-------- TASK MATERIAL --------

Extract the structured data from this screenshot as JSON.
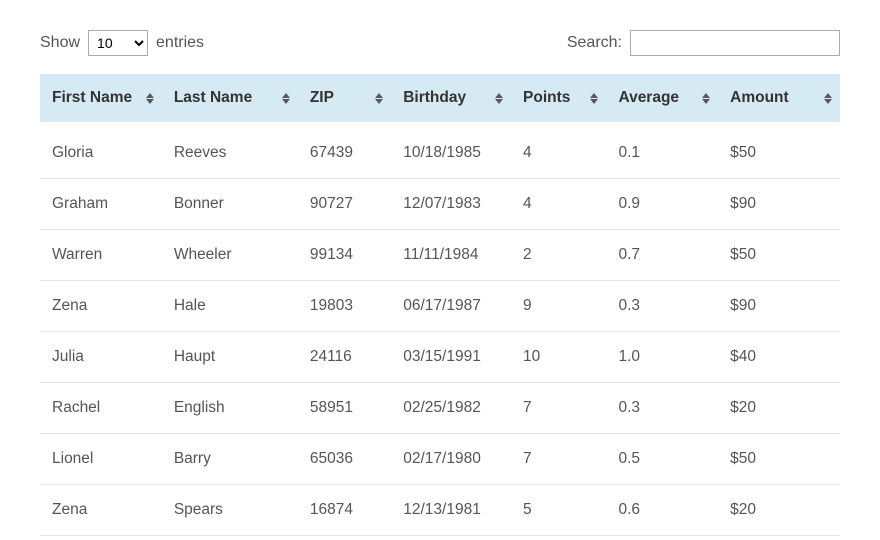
{
  "length": {
    "show_label": "Show",
    "entries_label": "entries",
    "selected": "10",
    "options": [
      "10",
      "25",
      "50",
      "100"
    ]
  },
  "search": {
    "label": "Search:",
    "value": ""
  },
  "columns": {
    "first_name": "First Name",
    "last_name": "Last Name",
    "zip": "ZIP",
    "birthday": "Birthday",
    "points": "Points",
    "average": "Average",
    "amount": "Amount"
  },
  "rows": [
    {
      "first_name": "Gloria",
      "last_name": "Reeves",
      "zip": "67439",
      "birthday": "10/18/1985",
      "points": "4",
      "average": "0.1",
      "amount": "$50"
    },
    {
      "first_name": "Graham",
      "last_name": "Bonner",
      "zip": "90727",
      "birthday": "12/07/1983",
      "points": "4",
      "average": "0.9",
      "amount": "$90"
    },
    {
      "first_name": "Warren",
      "last_name": "Wheeler",
      "zip": "99134",
      "birthday": "11/11/1984",
      "points": "2",
      "average": "0.7",
      "amount": "$50"
    },
    {
      "first_name": "Zena",
      "last_name": "Hale",
      "zip": "19803",
      "birthday": "06/17/1987",
      "points": "9",
      "average": "0.3",
      "amount": "$90"
    },
    {
      "first_name": "Julia",
      "last_name": "Haupt",
      "zip": "24116",
      "birthday": "03/15/1991",
      "points": "10",
      "average": "1.0",
      "amount": "$40"
    },
    {
      "first_name": "Rachel",
      "last_name": "English",
      "zip": "58951",
      "birthday": "02/25/1982",
      "points": "7",
      "average": "0.3",
      "amount": "$20"
    },
    {
      "first_name": "Lionel",
      "last_name": "Barry",
      "zip": "65036",
      "birthday": "02/17/1980",
      "points": "7",
      "average": "0.5",
      "amount": "$50"
    },
    {
      "first_name": "Zena",
      "last_name": "Spears",
      "zip": "16874",
      "birthday": "12/13/1981",
      "points": "5",
      "average": "0.6",
      "amount": "$20"
    }
  ]
}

--------

Make a verbatim copy of all the entries and strip out the pictures.

- **OUTPUT FOR THIS TASK**:
Extract the structured data from this screenshot as JSON.
{
  "length": {
    "show_label": "Show",
    "entries_label": "entries",
    "selected": "10",
    "options": [
      "10",
      "25",
      "50",
      "100"
    ]
  },
  "search": {
    "label": "Search:",
    "value": ""
  },
  "columns": {
    "first_name": "First Name",
    "last_name": "Last Name",
    "zip": "ZIP",
    "birthday": "Birthday",
    "points": "Points",
    "average": "Average",
    "amount": "Amount"
  },
  "rows": [
    {
      "first_name": "Gloria",
      "last_name": "Reeves",
      "zip": "67439",
      "birthday": "10/18/1985",
      "points": "4",
      "average": "0.1",
      "amount": "$50"
    },
    {
      "first_name": "Graham",
      "last_name": "Bonner",
      "zip": "90727",
      "birthday": "12/07/1983",
      "points": "4",
      "average": "0.9",
      "amount": "$90"
    },
    {
      "first_name": "Warren",
      "last_name": "Wheeler",
      "zip": "99134",
      "birthday": "11/11/1984",
      "points": "2",
      "average": "0.7",
      "amount": "$50"
    },
    {
      "first_name": "Zena",
      "last_name": "Hale",
      "zip": "19803",
      "birthday": "06/17/1987",
      "points": "9",
      "average": "0.3",
      "amount": "$90"
    },
    {
      "first_name": "Julia",
      "last_name": "Haupt",
      "zip": "24116",
      "birthday": "03/15/1991",
      "points": "10",
      "average": "1.0",
      "amount": "$40"
    },
    {
      "first_name": "Rachel",
      "last_name": "English",
      "zip": "58951",
      "birthday": "02/25/1982",
      "points": "7",
      "average": "0.3",
      "amount": "$20"
    },
    {
      "first_name": "Lionel",
      "last_name": "Barry",
      "zip": "65036",
      "birthday": "02/17/1980",
      "points": "7",
      "average": "0.5",
      "amount": "$50"
    },
    {
      "first_name": "Zena",
      "last_name": "Spears",
      "zip": "16874",
      "birthday": "12/13/1981",
      "points": "5",
      "average": "0.6",
      "amount": "$20"
    }
  ]
}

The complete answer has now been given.